* REQUIREMENTS:
Filter these entries so that only lines with the word "JSON" remain.

▼

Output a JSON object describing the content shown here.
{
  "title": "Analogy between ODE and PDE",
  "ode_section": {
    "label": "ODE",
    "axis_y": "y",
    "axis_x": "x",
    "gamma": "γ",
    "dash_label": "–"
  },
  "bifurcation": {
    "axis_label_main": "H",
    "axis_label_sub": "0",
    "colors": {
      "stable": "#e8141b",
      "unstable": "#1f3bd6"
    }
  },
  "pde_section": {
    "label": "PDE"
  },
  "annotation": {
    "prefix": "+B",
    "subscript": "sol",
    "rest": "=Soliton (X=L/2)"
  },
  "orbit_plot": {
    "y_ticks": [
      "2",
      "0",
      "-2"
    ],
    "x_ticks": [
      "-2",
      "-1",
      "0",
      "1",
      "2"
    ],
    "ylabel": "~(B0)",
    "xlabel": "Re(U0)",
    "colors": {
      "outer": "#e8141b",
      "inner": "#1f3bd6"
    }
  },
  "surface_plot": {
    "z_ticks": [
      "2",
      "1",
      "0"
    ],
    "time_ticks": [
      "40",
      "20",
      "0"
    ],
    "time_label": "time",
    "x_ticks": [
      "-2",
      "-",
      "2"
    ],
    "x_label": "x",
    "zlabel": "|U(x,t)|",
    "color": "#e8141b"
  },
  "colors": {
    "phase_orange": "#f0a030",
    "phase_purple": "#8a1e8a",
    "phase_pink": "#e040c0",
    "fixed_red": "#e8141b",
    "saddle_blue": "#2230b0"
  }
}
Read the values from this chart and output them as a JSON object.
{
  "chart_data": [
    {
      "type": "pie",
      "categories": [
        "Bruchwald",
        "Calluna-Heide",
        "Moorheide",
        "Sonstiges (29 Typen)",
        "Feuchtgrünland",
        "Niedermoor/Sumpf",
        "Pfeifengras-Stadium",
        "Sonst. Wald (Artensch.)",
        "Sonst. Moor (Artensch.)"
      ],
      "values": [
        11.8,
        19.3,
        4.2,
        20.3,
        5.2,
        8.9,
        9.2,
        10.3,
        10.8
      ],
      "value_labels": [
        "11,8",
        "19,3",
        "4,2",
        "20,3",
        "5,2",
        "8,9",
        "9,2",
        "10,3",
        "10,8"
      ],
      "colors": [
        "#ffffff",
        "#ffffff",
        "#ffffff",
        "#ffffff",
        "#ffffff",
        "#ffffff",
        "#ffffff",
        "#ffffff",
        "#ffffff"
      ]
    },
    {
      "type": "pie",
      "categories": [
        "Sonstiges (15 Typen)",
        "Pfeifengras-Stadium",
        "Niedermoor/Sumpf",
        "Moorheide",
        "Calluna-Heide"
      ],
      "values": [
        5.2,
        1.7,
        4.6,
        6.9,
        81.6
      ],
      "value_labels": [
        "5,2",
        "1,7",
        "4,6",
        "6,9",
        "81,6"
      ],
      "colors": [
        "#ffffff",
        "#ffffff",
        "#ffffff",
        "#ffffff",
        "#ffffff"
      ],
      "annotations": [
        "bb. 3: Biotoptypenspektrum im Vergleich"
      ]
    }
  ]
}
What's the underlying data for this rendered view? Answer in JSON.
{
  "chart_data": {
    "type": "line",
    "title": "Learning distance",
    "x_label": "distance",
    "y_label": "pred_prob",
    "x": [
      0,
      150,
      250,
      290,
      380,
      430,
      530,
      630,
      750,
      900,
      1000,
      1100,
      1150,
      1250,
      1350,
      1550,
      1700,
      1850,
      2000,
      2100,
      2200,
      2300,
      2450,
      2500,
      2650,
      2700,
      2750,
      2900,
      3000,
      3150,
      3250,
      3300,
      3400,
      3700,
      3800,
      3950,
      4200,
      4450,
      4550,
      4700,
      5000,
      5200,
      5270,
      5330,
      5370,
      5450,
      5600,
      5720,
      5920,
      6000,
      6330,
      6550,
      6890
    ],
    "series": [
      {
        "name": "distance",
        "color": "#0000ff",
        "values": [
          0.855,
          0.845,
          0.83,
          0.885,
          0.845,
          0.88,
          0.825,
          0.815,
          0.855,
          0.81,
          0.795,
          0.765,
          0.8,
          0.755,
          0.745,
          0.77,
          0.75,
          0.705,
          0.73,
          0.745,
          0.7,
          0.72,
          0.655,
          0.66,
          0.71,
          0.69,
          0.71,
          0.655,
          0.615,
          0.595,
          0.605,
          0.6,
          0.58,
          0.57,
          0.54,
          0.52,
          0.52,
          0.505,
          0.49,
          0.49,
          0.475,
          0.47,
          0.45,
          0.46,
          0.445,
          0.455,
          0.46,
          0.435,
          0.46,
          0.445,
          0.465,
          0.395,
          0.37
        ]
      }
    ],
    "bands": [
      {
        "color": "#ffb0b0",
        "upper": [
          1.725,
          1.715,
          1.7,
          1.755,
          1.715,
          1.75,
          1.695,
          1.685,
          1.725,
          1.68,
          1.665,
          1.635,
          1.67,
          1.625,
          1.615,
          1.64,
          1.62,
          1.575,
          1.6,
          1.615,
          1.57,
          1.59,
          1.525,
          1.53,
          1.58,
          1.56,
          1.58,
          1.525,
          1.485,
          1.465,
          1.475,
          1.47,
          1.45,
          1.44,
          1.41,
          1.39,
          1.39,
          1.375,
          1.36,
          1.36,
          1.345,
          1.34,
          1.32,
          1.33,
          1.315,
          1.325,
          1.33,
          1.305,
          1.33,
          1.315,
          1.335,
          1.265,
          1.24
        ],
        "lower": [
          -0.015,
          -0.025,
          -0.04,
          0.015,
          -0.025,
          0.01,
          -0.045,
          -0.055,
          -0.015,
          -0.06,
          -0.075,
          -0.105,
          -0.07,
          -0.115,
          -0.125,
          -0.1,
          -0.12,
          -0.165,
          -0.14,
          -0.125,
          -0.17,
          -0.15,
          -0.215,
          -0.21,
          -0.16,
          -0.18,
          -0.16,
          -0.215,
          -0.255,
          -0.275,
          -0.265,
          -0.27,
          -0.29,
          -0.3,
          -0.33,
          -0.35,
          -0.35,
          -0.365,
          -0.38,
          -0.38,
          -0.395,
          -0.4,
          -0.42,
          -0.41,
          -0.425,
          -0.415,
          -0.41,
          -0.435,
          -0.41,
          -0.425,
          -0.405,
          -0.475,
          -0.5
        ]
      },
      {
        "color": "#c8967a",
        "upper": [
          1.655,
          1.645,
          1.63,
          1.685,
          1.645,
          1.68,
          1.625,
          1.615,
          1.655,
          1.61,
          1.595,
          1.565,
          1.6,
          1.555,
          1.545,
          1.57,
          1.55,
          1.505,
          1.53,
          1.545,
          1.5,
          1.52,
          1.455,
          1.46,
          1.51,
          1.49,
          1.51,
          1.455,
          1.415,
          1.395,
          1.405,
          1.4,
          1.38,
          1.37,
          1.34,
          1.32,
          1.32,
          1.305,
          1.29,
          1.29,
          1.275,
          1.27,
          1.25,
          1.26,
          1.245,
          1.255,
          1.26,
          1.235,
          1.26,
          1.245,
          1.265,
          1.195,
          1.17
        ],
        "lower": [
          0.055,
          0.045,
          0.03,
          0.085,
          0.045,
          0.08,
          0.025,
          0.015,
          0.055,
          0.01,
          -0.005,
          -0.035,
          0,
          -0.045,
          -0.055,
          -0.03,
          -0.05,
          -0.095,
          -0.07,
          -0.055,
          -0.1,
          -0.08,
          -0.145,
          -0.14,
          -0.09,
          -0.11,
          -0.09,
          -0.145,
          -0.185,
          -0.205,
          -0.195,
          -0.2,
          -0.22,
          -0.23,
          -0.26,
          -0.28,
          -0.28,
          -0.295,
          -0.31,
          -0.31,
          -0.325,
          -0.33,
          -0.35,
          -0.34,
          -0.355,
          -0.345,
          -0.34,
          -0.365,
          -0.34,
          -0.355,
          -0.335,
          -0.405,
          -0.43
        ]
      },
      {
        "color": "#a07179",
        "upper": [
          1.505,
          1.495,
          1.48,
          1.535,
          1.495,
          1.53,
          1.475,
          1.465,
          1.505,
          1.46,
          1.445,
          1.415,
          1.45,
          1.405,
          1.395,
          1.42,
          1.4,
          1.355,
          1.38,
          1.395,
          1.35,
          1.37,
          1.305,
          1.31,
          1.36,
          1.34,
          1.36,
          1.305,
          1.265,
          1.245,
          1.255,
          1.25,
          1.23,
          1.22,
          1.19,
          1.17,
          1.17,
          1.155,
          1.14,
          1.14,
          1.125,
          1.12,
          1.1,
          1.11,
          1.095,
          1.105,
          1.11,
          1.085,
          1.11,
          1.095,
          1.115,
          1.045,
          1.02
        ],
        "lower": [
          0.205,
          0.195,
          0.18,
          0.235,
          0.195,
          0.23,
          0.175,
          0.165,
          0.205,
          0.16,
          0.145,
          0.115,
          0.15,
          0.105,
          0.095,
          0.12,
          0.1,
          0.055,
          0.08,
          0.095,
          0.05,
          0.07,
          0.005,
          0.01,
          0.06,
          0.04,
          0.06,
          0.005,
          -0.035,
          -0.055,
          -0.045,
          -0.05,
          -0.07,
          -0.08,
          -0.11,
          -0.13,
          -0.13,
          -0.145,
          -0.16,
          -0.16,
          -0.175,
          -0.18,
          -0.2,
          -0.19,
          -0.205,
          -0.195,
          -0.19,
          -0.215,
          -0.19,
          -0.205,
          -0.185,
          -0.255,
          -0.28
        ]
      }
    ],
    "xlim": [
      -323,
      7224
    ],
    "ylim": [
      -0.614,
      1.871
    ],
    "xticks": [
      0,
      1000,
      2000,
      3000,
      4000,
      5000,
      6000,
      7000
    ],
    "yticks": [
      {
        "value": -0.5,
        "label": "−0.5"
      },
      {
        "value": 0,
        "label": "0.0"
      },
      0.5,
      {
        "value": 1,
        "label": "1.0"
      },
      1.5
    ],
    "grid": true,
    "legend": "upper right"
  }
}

▲

* COMPLETE RESPONSE:
Output a JSON object describing the content shown here.
Read the values from this chart and output them as a JSON object.
What's the underlying data for this rendered view? Answer in JSON.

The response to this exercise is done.